* _Short task_
Copy out every line in which the string "AMAZÔNIA" occurs.

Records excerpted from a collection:
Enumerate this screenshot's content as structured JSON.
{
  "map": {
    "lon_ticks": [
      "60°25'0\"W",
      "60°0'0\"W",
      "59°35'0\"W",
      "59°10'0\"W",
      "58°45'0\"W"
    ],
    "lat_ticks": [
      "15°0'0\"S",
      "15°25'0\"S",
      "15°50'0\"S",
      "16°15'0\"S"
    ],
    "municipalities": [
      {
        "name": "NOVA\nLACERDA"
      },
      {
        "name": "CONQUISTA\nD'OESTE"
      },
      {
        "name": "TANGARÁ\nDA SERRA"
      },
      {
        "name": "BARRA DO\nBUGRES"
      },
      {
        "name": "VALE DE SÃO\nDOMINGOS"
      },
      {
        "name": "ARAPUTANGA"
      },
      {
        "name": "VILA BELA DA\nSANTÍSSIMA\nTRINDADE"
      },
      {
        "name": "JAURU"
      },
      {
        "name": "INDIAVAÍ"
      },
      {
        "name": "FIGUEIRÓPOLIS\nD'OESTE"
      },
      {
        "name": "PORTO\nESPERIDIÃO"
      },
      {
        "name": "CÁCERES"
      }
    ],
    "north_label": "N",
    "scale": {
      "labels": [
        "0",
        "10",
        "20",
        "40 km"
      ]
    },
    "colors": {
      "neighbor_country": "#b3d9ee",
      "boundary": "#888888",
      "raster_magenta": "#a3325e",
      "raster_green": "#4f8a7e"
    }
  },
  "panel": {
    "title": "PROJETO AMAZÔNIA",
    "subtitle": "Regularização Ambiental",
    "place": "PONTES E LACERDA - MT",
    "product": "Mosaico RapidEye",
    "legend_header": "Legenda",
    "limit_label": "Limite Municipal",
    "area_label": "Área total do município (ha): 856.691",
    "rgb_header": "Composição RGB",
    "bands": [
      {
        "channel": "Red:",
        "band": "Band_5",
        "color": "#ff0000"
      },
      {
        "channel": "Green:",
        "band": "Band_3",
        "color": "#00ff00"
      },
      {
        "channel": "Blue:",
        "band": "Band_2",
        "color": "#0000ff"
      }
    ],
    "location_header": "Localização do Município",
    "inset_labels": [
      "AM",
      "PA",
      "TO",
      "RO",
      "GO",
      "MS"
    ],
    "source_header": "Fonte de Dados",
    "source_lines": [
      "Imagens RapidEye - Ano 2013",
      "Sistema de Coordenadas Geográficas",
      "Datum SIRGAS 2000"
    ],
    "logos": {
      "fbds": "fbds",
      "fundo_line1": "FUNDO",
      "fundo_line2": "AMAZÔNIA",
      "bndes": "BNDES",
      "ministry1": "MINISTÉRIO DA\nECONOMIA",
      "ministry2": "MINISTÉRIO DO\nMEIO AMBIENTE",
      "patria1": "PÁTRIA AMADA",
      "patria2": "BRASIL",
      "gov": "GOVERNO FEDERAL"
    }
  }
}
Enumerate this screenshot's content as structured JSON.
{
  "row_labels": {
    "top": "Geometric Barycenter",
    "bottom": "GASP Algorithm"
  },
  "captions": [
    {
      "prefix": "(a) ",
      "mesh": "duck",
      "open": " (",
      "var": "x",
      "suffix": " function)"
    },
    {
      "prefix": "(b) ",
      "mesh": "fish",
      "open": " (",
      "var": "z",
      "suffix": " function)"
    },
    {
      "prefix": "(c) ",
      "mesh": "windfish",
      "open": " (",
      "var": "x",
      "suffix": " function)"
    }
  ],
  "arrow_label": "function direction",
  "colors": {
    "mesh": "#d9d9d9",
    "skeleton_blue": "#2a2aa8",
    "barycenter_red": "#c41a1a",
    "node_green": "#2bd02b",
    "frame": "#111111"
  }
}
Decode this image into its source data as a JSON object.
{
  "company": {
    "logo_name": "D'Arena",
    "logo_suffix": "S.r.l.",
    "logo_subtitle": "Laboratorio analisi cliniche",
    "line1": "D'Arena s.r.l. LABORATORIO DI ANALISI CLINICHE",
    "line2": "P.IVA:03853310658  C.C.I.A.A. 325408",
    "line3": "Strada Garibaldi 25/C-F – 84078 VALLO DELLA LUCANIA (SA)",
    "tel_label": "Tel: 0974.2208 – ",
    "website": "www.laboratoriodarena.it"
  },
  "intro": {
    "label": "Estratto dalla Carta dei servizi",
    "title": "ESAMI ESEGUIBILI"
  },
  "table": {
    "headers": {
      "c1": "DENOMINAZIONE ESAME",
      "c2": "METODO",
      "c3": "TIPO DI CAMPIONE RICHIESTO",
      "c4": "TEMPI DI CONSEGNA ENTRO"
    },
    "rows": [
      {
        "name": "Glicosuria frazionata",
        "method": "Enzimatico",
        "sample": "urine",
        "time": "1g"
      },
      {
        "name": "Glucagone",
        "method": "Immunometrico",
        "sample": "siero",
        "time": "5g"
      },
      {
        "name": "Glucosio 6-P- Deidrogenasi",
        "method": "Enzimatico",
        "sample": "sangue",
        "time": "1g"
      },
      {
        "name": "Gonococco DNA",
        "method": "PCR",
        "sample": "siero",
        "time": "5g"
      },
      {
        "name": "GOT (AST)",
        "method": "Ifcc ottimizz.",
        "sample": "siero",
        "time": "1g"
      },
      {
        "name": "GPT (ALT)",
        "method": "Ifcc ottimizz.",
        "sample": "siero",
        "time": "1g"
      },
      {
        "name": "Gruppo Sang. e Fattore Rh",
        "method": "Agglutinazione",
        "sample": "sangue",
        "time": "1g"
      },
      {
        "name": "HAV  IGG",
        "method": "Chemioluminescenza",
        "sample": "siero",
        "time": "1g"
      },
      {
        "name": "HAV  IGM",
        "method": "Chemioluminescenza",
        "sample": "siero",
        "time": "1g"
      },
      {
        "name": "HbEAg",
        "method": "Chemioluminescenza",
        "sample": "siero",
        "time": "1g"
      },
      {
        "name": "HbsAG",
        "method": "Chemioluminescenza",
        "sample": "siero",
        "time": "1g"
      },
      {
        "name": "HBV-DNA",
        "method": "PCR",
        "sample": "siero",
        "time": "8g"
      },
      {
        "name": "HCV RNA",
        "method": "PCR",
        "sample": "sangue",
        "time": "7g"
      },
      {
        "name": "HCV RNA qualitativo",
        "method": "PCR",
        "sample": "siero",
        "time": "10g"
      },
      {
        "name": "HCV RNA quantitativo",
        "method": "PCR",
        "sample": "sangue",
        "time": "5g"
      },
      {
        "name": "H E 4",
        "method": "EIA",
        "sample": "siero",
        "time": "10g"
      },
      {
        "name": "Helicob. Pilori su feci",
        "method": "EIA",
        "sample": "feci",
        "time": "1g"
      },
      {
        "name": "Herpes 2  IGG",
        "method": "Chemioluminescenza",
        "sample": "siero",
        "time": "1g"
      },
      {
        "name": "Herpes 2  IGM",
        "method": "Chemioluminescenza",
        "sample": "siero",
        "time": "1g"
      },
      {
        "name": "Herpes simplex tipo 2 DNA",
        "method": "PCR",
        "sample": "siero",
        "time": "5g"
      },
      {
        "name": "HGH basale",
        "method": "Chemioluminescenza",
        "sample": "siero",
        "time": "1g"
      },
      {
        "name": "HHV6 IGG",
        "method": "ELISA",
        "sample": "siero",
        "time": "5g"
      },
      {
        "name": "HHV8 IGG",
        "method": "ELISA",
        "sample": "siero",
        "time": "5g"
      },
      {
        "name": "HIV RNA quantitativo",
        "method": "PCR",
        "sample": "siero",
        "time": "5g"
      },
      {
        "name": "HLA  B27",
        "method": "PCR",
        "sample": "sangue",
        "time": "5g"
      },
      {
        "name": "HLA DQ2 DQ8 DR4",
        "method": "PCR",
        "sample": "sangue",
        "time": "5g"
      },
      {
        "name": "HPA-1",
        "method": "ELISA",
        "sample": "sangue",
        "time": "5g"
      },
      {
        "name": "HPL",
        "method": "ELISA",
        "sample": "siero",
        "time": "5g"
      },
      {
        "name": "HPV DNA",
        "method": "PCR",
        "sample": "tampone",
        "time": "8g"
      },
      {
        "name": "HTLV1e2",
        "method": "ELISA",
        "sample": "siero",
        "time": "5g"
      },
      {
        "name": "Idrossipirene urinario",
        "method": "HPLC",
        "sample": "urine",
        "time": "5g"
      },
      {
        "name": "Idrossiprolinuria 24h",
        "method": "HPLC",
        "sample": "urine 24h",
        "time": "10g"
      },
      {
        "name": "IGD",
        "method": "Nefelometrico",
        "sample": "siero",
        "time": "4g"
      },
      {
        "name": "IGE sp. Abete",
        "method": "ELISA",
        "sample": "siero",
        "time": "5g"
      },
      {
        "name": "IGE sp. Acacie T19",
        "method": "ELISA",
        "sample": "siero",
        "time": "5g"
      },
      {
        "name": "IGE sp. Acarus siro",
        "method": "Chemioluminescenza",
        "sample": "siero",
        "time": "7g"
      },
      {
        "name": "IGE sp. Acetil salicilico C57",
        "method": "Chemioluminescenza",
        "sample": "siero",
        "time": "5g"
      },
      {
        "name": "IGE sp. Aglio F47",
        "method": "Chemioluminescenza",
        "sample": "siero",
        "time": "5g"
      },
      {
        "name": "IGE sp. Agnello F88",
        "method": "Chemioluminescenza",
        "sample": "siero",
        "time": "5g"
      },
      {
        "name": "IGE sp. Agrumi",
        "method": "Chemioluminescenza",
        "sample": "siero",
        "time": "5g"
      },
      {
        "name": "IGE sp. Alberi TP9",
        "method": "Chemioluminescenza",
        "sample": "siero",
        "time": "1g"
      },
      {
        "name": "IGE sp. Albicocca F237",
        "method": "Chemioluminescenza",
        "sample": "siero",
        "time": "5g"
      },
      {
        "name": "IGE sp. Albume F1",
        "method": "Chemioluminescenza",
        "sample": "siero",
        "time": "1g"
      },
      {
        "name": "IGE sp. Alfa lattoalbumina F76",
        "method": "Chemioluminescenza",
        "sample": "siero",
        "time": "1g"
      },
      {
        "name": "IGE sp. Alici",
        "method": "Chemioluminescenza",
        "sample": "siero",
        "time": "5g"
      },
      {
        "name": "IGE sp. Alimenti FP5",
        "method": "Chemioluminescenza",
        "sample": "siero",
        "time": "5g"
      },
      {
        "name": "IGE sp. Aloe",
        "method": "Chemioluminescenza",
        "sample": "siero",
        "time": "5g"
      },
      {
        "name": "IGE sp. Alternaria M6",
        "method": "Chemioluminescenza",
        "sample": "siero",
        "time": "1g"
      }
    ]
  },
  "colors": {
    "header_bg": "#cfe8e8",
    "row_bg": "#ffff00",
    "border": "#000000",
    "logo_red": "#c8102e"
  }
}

* _Solution to this exercise_
    "title": "PROJETO AMAZÔNIA",
      "fundo_line2": "AMAZÔNIA",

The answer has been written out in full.